Data listing
===

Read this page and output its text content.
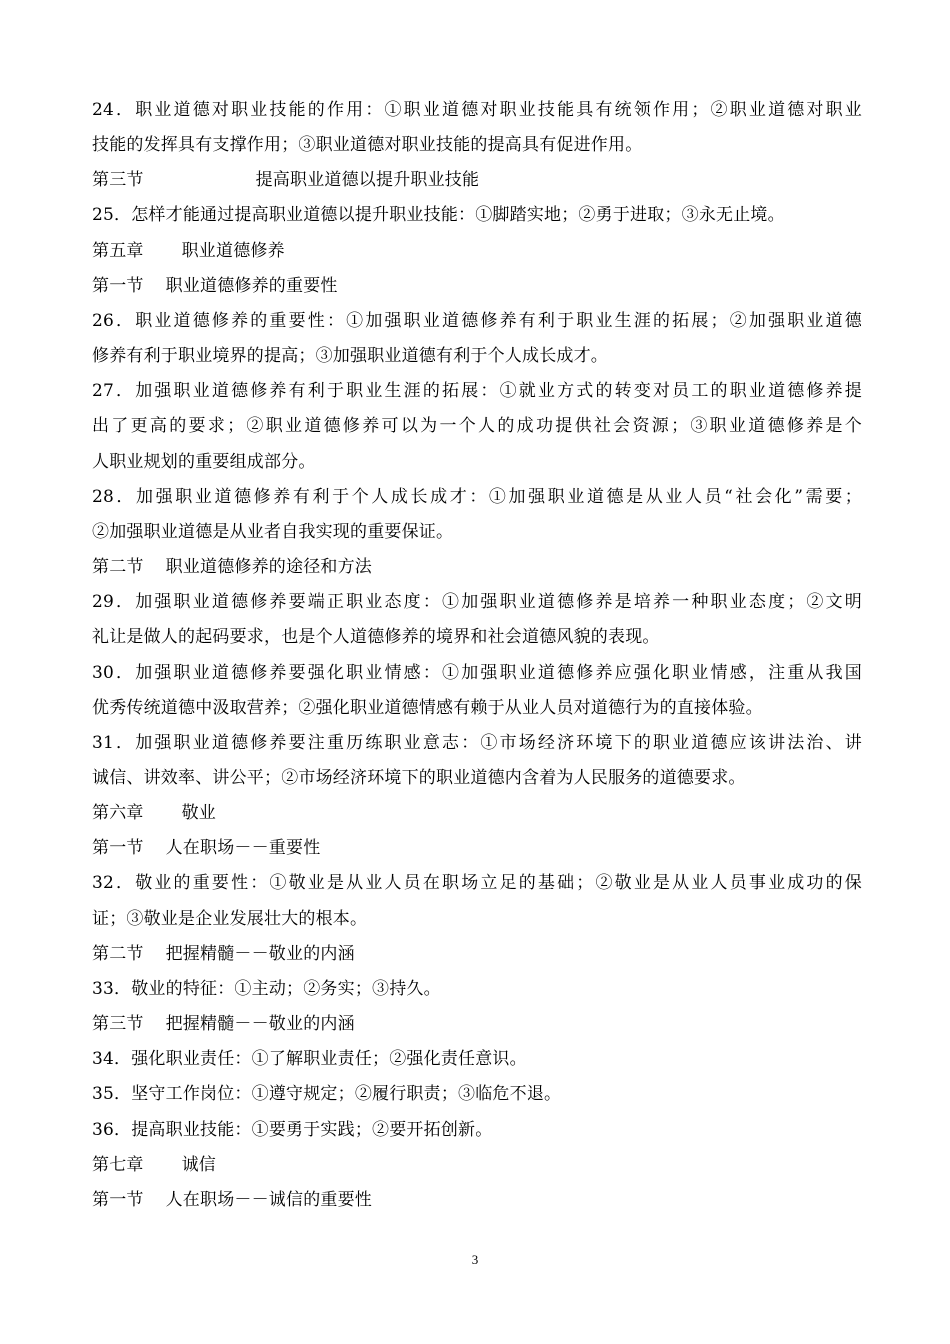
24．职业道德对职业技能的作用：①职业道德对职业技能具有统领作用；②职业道德对职业
技能的发挥具有支撑作用；③职业道德对职业技能的提高具有促进作用。
第三节	提高职业道德以提升职业技能
25．怎样才能通过提高职业道德以提升职业技能：①脚踏实地；②勇于进取；③永无止境。
第五章 职业道德修养
第一节 职业道德修养的重要性
26．职业道德修养的重要性：①加强职业道德修养有利于职业生涯的拓展；②加强职业道德
修养有利于职业境界的提高；③加强职业道德有利于个人成长成才。
27．加强职业道德修养有利于职业生涯的拓展：①就业方式的转变对员工的职业道德修养提
出了更高的要求；②职业道德修养可以为一个人的成功提供社会资源；③职业道德修养是个
人职业规划的重要组成部分。
28．加强职业道德修养有利于个人成长成才：①加强职业道德是从业人员“社会化”需要；
②加强职业道德是从业者自我实现的重要保证。
第二节 职业道德修养的途径和方法
29．加强职业道德修养要端正职业态度：①加强职业道德修养是培养一种职业态度；②文明
礼让是做人的起码要求，也是个人道德修养的境界和社会道德风貌的表现。
30．加强职业道德修养要强化职业情感：①加强职业道德修养应强化职业情感，注重从我国
优秀传统道德中汲取营养；②强化职业道德情感有赖于从业人员对道德行为的直接体验。
31．加强职业道德修养要注重历练职业意志：①市场经济环境下的职业道德应该讲法治、讲
诚信、讲效率、讲公平；②市场经济环境下的职业道德内含着为人民服务的道德要求。
第六章 敬业
第一节 人在职场－－重要性
32．敬业的重要性：①敬业是从业人员在职场立足的基础；②敬业是从业人员事业成功的保
证；③敬业是企业发展壮大的根本。
第二节 把握精髓－－敬业的内涵
33．敬业的特征：①主动；②务实；③持久。
第三节 把握精髓－－敬业的内涵
34．强化职业责任：①了解职业责任；②强化责任意识。
35．坚守工作岗位：①遵守规定；②履行职责；③临危不退。
36．提高职业技能：①要勇于实践；②要开拓创新。
第七章 诚信
第一节 人在职场－－诚信的重要性
3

===

### Requirements:
Collect every line from the records above that contains the word "职业道德修养的重要性".

### Worked solution:
第一节 职业道德修养的重要性
26．职业道德修养的重要性：①加强职业道德修养有利于职业生涯的拓展；②加强职业道德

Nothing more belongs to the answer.